DIRECTION: Keep only the lines that hold the string "лактозу", filtering out the rest of the entries below.

MATERIAL SHOWN:
•••••

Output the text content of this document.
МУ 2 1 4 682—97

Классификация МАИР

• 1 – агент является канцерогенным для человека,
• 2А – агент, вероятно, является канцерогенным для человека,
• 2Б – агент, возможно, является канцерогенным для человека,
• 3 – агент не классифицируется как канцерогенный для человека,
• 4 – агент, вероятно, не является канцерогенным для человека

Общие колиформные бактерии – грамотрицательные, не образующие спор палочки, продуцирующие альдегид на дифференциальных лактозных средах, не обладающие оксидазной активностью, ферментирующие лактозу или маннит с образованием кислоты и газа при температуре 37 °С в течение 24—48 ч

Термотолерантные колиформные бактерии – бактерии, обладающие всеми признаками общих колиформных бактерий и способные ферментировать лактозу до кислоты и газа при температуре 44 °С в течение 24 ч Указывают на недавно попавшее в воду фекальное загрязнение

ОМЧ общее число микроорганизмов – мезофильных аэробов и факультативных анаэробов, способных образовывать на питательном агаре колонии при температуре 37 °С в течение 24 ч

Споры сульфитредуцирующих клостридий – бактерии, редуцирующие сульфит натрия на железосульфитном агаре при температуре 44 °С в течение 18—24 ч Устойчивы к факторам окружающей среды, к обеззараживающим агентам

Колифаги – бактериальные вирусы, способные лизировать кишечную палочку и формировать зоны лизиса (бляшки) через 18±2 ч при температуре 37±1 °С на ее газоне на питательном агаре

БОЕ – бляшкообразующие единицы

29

•••••

THE OUTPUT:
Общие колиформные бактерии – грамотрицательные, не образующие спор палочки, продуцирующие альдегид на дифференциальных лактозных средах, не обладающие оксидазной активностью, ферментирующие лактозу или маннит с образованием кислоты и газа при температуре 37 °С в течение 24—48 ч
Термотолерантные колиформные бактерии – бактерии, обладающие всеми признаками общих колиформных бактерий и способные ферментировать лактозу до кислоты и газа при температуре 44 °С в течение 24 ч Указывают на недавно попавшее в воду фекальное загрязнение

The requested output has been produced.